◆ Task instructions:
Scan the following material for the string "工程建设标准强制性条文" and copy each line in which it appears.

>> start Entries provided

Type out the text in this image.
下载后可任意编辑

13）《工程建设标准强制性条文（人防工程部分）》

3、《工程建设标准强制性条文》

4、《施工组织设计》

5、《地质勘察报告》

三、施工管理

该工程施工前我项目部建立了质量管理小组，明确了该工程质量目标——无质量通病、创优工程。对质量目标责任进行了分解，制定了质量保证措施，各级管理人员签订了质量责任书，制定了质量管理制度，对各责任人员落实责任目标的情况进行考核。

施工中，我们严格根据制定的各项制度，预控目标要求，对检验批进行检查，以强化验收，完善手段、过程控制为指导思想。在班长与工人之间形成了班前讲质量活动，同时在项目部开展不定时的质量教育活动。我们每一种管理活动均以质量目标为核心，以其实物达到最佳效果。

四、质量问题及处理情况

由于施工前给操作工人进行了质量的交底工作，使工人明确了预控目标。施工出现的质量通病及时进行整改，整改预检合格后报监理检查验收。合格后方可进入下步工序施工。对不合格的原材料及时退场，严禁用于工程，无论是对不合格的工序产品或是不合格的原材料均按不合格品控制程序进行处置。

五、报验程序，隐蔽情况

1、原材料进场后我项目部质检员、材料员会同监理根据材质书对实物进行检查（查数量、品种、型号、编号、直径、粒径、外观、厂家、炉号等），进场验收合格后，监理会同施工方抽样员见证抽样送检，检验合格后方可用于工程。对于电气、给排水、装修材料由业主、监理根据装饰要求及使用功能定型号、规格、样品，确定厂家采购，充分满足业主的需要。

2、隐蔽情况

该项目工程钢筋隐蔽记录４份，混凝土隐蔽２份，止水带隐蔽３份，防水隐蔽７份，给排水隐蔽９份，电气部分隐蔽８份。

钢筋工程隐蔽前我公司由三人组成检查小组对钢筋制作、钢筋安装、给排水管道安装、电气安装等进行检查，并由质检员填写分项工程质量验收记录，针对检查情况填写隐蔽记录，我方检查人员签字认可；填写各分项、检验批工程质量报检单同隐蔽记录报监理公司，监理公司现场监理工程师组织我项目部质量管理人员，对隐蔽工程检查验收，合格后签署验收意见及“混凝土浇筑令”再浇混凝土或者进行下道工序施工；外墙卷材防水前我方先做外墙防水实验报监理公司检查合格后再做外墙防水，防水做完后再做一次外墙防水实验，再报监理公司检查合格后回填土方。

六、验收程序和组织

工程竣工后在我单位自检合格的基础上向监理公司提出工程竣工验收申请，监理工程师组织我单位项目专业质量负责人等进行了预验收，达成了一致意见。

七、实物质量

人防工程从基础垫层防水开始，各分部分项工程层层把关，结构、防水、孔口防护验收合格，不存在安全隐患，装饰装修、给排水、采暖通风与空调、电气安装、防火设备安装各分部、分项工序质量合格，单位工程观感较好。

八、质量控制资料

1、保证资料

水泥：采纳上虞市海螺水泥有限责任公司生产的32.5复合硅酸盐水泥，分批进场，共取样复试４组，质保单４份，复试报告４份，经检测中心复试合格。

>> end Entries provided

◆ Correct output:
13）《工程建设标准强制性条文（人防工程部分）》
3、《工程建设标准强制性条文》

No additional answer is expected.